(Stored items)

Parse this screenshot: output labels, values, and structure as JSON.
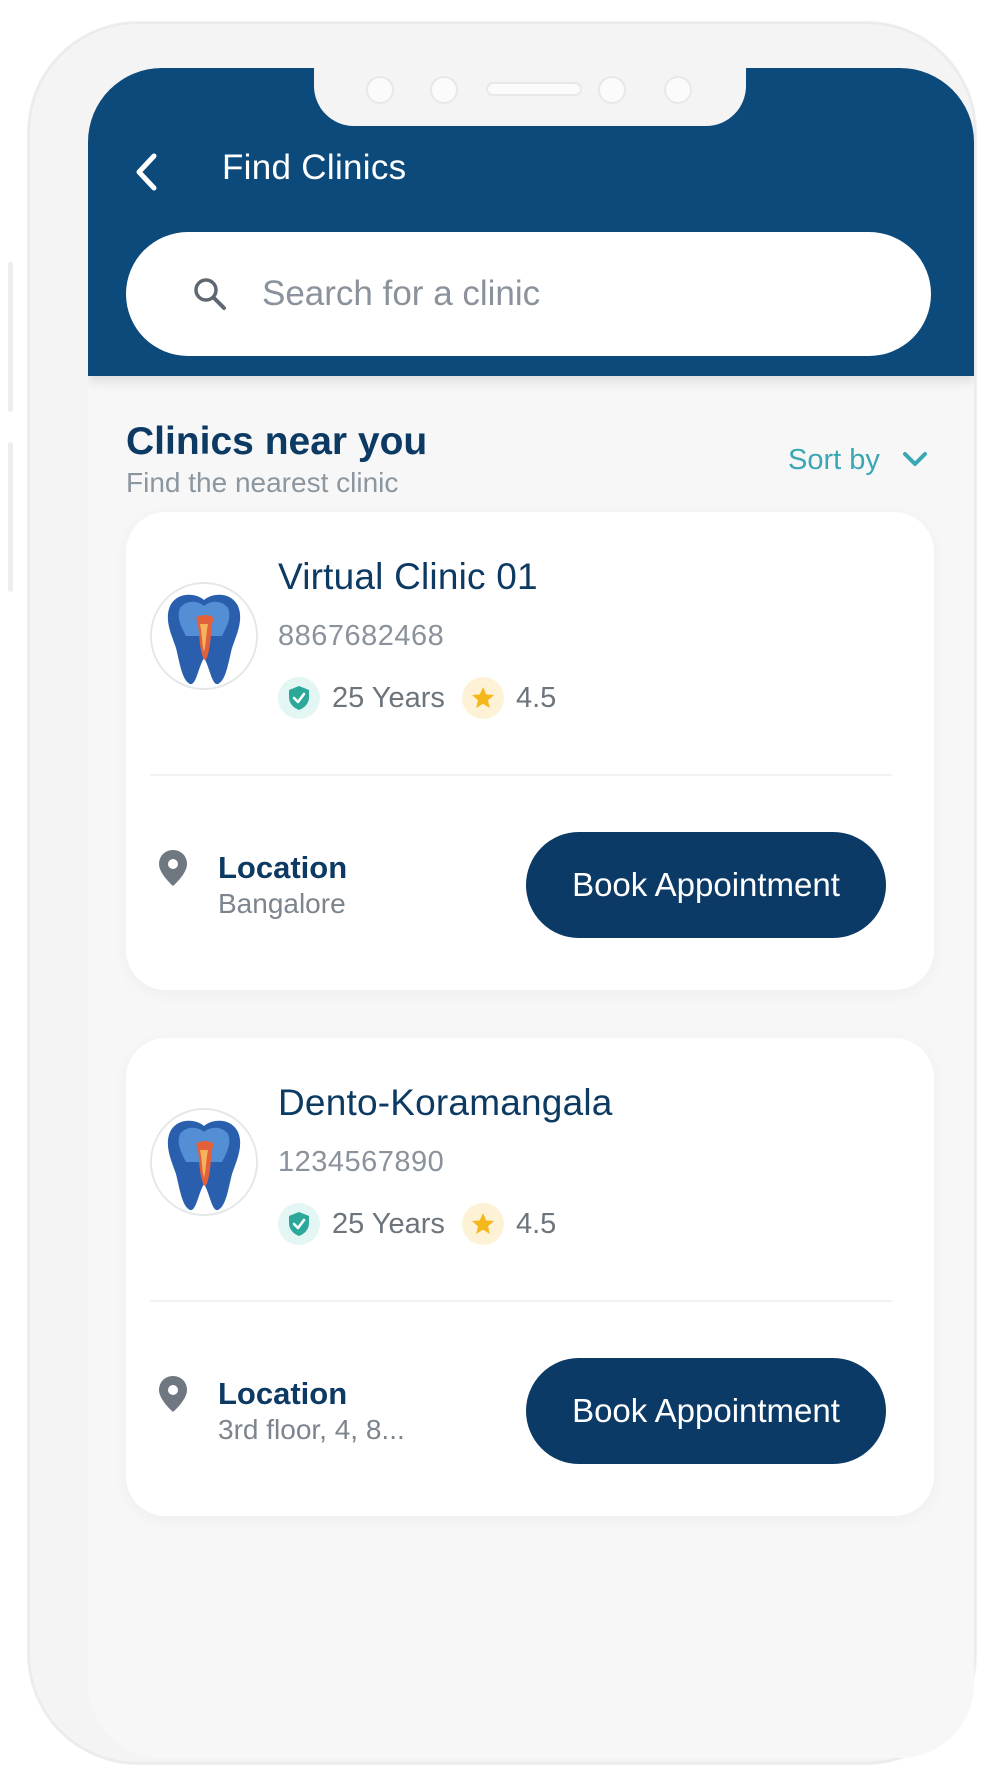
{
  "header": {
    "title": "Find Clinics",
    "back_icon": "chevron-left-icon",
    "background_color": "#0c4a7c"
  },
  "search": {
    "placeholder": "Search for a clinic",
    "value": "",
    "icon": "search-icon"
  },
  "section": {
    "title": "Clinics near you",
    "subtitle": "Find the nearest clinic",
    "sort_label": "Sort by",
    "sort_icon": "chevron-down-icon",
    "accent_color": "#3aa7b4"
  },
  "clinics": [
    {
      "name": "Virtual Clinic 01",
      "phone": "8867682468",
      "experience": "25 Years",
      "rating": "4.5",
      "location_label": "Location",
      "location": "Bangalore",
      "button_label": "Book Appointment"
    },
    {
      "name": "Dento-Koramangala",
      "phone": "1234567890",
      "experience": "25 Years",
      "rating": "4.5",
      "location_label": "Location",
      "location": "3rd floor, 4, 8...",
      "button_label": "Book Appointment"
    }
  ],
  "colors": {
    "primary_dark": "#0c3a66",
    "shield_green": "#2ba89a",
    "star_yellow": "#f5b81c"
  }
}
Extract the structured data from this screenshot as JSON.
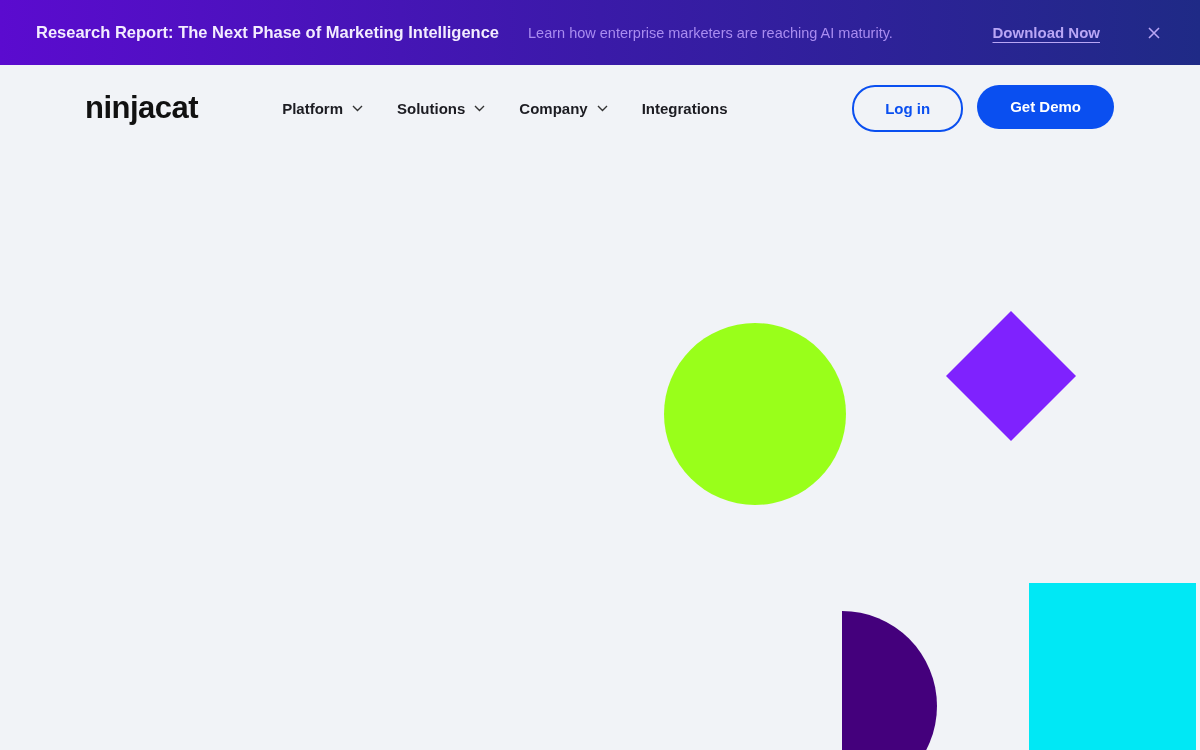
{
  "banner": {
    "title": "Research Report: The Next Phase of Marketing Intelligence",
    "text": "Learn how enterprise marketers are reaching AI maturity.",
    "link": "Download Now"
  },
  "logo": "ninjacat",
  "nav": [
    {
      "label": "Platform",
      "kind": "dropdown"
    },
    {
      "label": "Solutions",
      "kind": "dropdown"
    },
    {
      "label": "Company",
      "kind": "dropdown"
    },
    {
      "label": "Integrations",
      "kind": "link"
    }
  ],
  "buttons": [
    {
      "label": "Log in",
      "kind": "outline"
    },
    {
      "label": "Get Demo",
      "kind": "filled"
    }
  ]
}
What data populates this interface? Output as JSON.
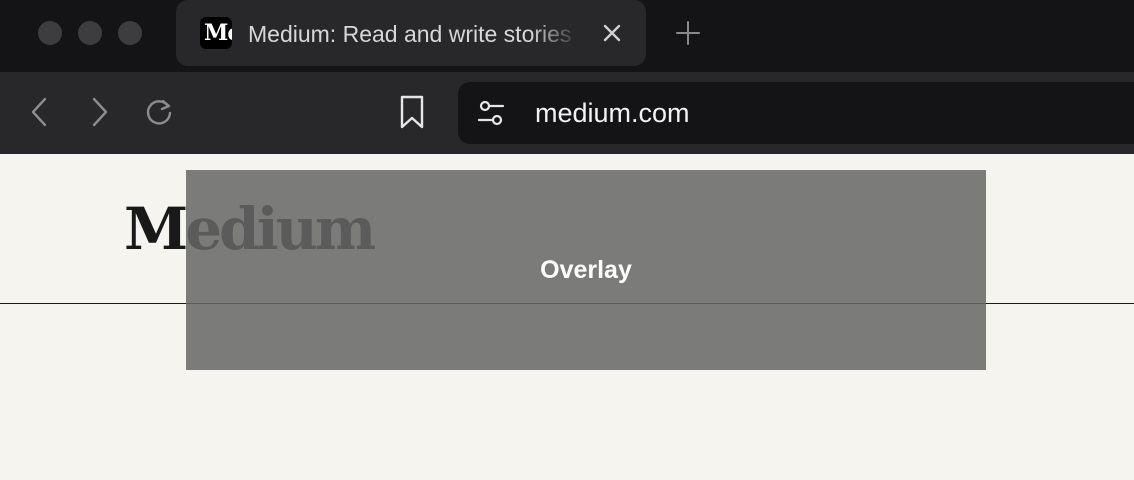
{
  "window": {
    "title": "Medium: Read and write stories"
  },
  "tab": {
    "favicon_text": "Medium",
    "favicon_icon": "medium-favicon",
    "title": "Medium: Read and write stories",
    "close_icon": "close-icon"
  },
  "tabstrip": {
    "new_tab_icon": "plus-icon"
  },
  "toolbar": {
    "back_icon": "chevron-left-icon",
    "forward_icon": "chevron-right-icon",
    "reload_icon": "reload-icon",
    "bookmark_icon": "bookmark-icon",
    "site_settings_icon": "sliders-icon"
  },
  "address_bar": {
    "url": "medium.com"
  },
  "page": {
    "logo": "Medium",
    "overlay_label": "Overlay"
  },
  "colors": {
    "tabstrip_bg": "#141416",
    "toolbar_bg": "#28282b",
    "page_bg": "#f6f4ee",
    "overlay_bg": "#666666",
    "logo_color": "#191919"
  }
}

> Exercise directions: Look through the material and say how many lines hold "chevron". Give the number only.

> Solution to the problem: 4